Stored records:
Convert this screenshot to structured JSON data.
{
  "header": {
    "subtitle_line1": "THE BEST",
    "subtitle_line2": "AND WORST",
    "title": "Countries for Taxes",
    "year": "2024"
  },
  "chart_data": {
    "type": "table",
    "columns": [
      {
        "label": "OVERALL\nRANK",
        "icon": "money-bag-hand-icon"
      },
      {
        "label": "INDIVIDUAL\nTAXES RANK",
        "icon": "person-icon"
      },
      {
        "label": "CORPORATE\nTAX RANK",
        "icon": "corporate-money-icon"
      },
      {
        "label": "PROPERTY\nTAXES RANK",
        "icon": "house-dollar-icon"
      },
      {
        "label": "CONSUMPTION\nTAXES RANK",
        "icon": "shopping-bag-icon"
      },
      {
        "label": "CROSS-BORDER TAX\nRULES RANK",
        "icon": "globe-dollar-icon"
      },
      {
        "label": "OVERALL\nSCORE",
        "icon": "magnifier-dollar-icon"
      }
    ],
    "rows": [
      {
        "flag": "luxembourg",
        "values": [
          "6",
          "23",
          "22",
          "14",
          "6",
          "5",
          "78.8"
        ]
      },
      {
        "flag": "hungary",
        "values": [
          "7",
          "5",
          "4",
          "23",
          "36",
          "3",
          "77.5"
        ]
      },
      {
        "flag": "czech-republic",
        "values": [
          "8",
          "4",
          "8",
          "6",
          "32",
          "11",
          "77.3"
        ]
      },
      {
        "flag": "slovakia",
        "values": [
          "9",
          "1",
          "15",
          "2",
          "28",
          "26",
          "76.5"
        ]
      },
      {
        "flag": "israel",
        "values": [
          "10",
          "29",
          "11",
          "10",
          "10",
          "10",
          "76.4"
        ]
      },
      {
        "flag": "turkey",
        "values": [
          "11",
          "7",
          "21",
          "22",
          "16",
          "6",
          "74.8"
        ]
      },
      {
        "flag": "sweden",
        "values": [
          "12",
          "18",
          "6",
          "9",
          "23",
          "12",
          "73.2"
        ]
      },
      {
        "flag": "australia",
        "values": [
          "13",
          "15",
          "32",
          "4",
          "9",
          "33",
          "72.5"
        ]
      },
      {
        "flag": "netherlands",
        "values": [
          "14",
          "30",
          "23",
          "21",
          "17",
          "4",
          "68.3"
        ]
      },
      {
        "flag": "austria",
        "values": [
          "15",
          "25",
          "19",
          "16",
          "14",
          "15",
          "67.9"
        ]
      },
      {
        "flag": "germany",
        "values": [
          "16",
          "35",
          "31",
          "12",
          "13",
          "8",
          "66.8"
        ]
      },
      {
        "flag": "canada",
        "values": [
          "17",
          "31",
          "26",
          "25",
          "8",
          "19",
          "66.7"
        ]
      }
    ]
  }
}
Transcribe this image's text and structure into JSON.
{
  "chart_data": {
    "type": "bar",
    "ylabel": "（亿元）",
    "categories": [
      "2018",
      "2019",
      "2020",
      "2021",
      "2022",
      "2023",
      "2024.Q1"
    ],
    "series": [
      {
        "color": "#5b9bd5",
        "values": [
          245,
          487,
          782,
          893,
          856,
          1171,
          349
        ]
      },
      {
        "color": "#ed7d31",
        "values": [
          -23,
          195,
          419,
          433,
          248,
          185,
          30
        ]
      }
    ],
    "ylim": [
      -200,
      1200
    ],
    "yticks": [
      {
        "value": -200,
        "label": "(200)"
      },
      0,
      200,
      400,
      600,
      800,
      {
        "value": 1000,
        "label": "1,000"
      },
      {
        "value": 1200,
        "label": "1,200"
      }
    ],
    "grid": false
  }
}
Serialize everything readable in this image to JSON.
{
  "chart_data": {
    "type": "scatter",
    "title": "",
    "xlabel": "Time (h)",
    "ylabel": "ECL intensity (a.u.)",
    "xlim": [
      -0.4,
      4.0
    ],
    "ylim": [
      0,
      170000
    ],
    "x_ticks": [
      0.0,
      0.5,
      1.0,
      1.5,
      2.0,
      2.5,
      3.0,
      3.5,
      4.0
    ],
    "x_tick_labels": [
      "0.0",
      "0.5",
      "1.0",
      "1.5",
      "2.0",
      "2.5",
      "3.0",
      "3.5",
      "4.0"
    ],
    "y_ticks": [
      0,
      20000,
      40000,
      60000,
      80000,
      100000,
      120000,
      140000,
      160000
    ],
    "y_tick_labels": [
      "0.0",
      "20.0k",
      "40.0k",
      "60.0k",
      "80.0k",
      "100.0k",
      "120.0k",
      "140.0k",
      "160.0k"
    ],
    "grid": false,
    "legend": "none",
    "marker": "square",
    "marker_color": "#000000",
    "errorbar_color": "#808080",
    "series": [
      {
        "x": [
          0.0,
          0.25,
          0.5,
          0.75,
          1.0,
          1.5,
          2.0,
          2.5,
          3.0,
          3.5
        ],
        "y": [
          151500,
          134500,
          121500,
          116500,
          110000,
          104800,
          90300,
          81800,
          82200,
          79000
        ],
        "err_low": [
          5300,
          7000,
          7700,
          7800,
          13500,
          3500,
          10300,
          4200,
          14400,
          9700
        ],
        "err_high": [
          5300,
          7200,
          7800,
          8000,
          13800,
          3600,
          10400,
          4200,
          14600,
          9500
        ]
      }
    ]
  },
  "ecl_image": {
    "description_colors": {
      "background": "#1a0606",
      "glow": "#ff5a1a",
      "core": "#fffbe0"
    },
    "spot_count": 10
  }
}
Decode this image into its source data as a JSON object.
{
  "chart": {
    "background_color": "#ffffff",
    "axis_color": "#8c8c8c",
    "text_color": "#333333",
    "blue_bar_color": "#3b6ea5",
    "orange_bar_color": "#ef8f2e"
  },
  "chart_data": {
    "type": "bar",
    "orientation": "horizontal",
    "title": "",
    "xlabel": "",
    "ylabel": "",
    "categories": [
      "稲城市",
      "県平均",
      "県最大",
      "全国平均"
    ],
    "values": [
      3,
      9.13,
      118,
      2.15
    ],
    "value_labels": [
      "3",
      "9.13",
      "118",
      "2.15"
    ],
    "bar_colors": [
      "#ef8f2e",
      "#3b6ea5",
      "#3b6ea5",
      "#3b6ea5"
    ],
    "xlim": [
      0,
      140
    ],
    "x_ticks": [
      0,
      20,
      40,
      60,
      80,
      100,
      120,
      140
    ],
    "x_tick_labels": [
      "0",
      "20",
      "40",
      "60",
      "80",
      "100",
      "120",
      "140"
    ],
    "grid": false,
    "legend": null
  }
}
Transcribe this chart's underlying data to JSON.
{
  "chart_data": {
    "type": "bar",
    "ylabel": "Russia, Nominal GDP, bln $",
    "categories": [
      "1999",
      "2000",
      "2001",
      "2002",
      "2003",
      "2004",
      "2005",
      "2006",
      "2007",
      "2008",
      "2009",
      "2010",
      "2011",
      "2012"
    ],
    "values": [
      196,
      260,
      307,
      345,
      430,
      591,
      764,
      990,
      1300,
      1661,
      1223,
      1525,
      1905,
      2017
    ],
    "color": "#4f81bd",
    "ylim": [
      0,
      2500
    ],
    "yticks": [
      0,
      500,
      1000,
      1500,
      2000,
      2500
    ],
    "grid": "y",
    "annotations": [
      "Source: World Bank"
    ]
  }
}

WHAT THIS TASK INVOLVES: Copy all the lines above that hold the string "ylabel".

ANSWER TO THE EXERCISE:
    "ylabel": "（亿元）",
    "ylabel": "ECL intensity (a.u.)",
    "ylabel": "",
    "ylabel": "Russia, Nominal GDP, bln $",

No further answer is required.